What you have to do -> Give back the records below exactly, every one, with no pictures.

Data in this exercise ->
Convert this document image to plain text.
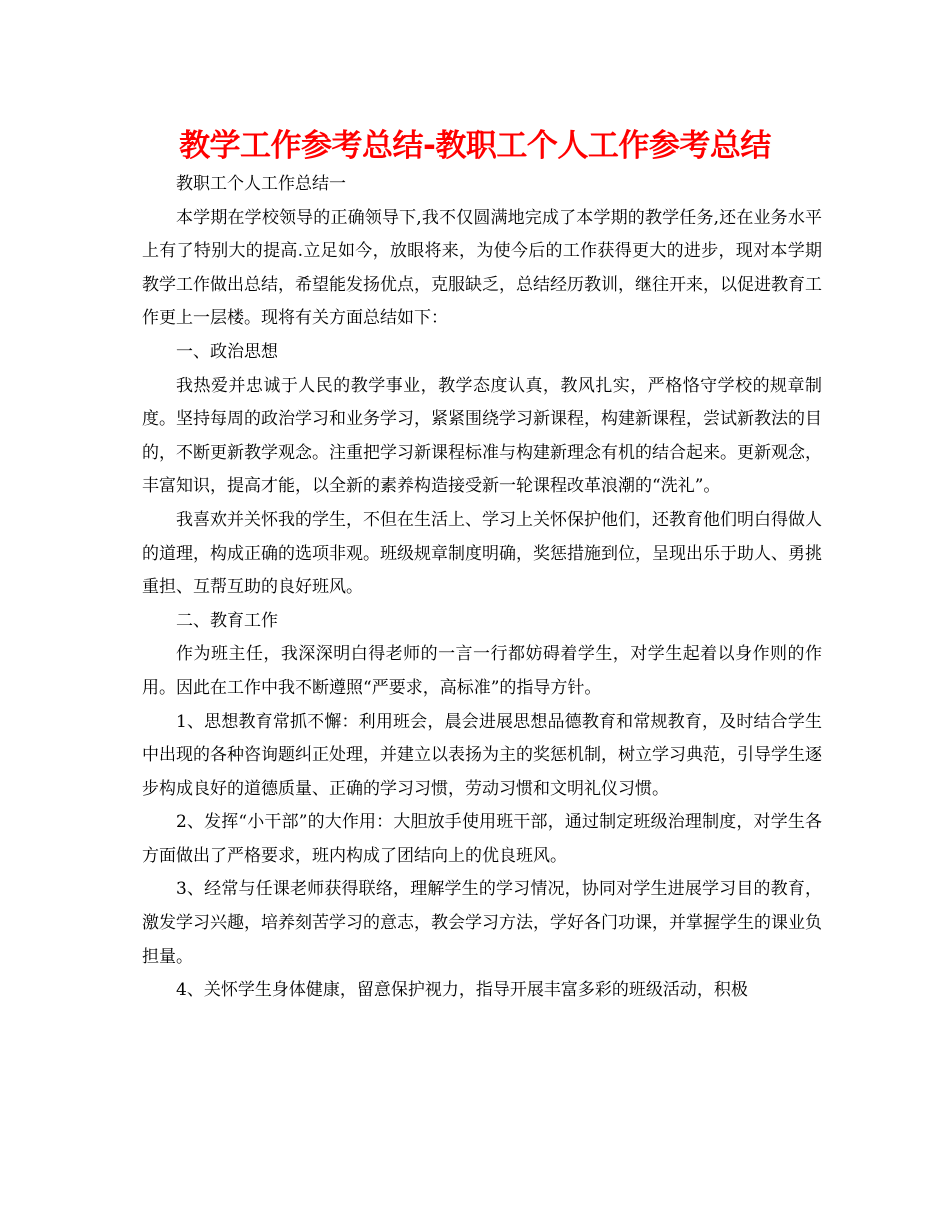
教学工作参考总结-教职工个人工作参考总结

教职工个人工作总结一

本学期在学校领导的正确领导下,我不仅圆满地完成了本学期的教学任务,还在业务水平上有了特别大的提高.立足如今，放眼将来，为使今后的工作获得更大的进步，现对本学期教学工作做出总结，希望能发扬优点，克服缺乏，总结经历教训，继往开来，以促进教育工作更上一层楼。现将有关方面总结如下：

一、政治思想

我热爱并忠诚于人民的教学事业，教学态度认真，教风扎实，严格恪守学校的规章制度。坚持每周的政治学习和业务学习，紧紧围绕学习新课程，构建新课程，尝试新教法的目的，不断更新教学观念。注重把学习新课程标准与构建新理念有机的结合起来。更新观念，丰富知识，提高才能，以全新的素养构造接受新一轮课程改革浪潮的“洗礼”。

我喜欢并关怀我的学生，不但在生活上、学习上关怀保护他们，还教育他们明白得做人的道理，构成正确的选项非观。班级规章制度明确，奖惩措施到位，呈现出乐于助人、勇挑重担、互帮互助的良好班风。

二、教育工作

作为班主任，我深深明白得老师的一言一行都妨碍着学生，对学生起着以身作则的作用。因此在工作中我不断遵照“严要求，高标准”的指导方针。

1、思想教育常抓不懈：利用班会，晨会进展思想品德教育和常规教育，及时结合学生中出现的各种咨询题纠正处理，并建立以表扬为主的奖惩机制，树立学习典范，引导学生逐步构成良好的道德质量、正确的学习习惯，劳动习惯和文明礼仪习惯。

2、发挥“小干部”的大作用：大胆放手使用班干部，通过制定班级治理制度，对学生各方面做出了严格要求，班内构成了团结向上的优良班风。

3、经常与任课老师获得联络，理解学生的学习情况，协同对学生进展学习目的教育，激发学习兴趣，培养刻苦学习的意志，教会学习方法，学好各门功课，并掌握学生的课业负担量。

4、关怀学生身体健康，留意保护视力，指导开展丰富多彩的班级活动，积极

Answer to the task ->
Convert this document image to plain text.
教学工作参考总结-教职工个人工作参考总结

教职工个人工作总结一

本学期在学校领导的正确领导下,我不仅圆满地完成了本学期的教学任务,还在业务水平上有了特别大的提高.立足如今，放眼将来，为使今后的工作获得更大的进步，现对本学期教学工作做出总结，希望能发扬优点，克服缺乏，总结经历教训，继往开来，以促进教育工作更上一层楼。现将有关方面总结如下：

一、政治思想

我热爱并忠诚于人民的教学事业，教学态度认真，教风扎实，严格恪守学校的规章制度。坚持每周的政治学习和业务学习，紧紧围绕学习新课程，构建新课程，尝试新教法的目的，不断更新教学观念。注重把学习新课程标准与构建新理念有机的结合起来。更新观念，丰富知识，提高才能，以全新的素养构造接受新一轮课程改革浪潮的“洗礼”。

我喜欢并关怀我的学生，不但在生活上、学习上关怀保护他们，还教育他们明白得做人的道理，构成正确的选项非观。班级规章制度明确，奖惩措施到位，呈现出乐于助人、勇挑重担、互帮互助的良好班风。

二、教育工作

作为班主任，我深深明白得老师的一言一行都妨碍着学生，对学生起着以身作则的作用。因此在工作中我不断遵照“严要求，高标准”的指导方针。

1、思想教育常抓不懈：利用班会，晨会进展思想品德教育和常规教育，及时结合学生中出现的各种咨询题纠正处理，并建立以表扬为主的奖惩机制，树立学习典范，引导学生逐步构成良好的道德质量、正确的学习习惯，劳动习惯和文明礼仪习惯。

2、发挥“小干部”的大作用：大胆放手使用班干部，通过制定班级治理制度，对学生各方面做出了严格要求，班内构成了团结向上的优良班风。

3、经常与任课老师获得联络，理解学生的学习情况，协同对学生进展学习目的教育，激发学习兴趣，培养刻苦学习的意志，教会学习方法，学好各门功课，并掌握学生的课业负担量。

4、关怀学生身体健康，留意保护视力，指导开展丰富多彩的班级活动，积极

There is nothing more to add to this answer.